### EXERCISE INSTRUCTIONS
Going through the material below, please gather all lines with the word "ведущего" in them.

### DATA FOR PROCESSING
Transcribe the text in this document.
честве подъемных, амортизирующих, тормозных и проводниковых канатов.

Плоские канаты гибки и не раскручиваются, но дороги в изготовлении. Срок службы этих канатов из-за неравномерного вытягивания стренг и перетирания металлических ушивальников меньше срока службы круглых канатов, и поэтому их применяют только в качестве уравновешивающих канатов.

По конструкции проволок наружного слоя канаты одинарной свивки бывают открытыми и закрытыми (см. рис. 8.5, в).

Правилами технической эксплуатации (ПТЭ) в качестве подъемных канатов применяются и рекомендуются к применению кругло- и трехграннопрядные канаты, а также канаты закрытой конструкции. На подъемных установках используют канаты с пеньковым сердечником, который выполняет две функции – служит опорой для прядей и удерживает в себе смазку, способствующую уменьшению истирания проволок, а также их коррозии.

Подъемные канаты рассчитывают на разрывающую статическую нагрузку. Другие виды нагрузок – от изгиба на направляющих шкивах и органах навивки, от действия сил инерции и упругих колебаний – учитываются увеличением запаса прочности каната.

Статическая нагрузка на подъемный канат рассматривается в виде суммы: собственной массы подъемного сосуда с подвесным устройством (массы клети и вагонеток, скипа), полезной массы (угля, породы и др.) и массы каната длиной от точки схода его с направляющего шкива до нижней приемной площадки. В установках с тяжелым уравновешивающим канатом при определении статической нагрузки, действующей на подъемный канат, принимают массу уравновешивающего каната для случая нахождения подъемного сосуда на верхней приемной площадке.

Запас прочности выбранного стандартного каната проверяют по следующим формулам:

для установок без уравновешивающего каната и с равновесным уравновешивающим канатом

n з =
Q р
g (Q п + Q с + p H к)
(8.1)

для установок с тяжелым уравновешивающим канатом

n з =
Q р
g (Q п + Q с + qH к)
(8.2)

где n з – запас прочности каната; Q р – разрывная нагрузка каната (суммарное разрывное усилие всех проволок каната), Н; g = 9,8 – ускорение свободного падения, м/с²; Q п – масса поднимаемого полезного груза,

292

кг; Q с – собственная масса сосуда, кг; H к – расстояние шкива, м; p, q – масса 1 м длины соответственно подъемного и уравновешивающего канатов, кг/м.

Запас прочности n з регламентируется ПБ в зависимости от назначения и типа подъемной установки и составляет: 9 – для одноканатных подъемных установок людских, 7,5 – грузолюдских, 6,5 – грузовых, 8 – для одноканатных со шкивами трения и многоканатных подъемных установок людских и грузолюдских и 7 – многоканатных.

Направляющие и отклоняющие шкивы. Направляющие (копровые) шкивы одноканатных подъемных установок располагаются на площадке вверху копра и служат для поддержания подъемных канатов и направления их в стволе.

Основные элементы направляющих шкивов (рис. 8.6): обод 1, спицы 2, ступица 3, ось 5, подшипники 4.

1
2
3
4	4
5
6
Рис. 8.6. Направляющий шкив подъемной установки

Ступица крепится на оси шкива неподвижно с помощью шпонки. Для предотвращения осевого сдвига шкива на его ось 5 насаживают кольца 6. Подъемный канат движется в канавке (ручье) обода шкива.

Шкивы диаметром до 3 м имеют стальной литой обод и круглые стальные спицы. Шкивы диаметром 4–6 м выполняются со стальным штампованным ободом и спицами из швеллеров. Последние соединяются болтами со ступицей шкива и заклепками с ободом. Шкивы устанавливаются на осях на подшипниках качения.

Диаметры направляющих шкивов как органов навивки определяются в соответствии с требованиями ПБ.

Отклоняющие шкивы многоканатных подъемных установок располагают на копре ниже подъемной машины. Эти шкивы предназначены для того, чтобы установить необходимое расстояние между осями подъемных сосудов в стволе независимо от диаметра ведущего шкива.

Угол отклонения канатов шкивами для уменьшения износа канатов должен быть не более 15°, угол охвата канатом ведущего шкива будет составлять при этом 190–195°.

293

### REPLY
Отклоняющие шкивы многоканатных подъемных установок располагают на копре ниже подъемной машины. Эти шкивы предназначены для того, чтобы установить необходимое расстояние между осями подъемных сосудов в стволе независимо от диаметра ведущего шкива.
Угол отклонения канатов шкивами для уменьшения износа канатов должен быть не более 15°, угол охвата канатом ведущего шкива будет составлять при этом 190–195°.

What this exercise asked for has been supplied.